● Exercise directions
Whenever a line below holds the word "value", copy that line.
# Start of Material for this exercise
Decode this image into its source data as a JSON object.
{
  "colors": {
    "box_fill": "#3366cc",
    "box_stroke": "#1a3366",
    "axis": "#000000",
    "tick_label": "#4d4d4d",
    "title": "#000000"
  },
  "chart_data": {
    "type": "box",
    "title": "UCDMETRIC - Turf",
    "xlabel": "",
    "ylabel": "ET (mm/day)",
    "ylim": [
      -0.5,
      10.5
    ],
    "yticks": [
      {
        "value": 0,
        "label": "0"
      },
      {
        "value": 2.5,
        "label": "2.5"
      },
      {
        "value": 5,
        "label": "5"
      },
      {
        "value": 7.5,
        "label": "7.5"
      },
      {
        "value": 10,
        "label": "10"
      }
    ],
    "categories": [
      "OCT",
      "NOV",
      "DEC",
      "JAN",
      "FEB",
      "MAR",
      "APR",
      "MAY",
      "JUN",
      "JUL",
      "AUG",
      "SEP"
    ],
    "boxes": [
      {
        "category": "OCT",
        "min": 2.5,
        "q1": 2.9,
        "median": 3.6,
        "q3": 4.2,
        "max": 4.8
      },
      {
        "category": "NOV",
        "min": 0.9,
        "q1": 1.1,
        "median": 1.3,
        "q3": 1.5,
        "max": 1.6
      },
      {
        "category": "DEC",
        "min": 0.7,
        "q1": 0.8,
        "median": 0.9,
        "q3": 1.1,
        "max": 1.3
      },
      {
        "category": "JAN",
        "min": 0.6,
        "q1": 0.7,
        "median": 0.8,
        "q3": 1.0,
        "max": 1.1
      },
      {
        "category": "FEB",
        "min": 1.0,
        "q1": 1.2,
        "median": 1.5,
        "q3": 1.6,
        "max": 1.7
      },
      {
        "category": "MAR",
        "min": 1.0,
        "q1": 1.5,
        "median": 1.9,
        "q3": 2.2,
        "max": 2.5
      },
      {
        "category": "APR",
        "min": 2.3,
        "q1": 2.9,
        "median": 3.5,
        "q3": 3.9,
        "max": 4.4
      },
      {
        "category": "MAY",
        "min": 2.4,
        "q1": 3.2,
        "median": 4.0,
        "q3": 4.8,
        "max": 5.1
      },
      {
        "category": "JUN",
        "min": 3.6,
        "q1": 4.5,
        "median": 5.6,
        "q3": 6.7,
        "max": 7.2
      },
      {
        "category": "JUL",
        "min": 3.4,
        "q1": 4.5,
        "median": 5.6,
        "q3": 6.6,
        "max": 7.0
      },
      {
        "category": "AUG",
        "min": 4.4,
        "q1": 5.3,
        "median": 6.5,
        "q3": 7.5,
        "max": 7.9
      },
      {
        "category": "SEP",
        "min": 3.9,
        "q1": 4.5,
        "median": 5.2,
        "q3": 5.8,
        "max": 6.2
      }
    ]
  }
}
# End of Material for this exercise
● Solved exercise
        "value": 0,
        "value": 2.5,
        "value": 5,
        "value": 7.5,
        "value": 10,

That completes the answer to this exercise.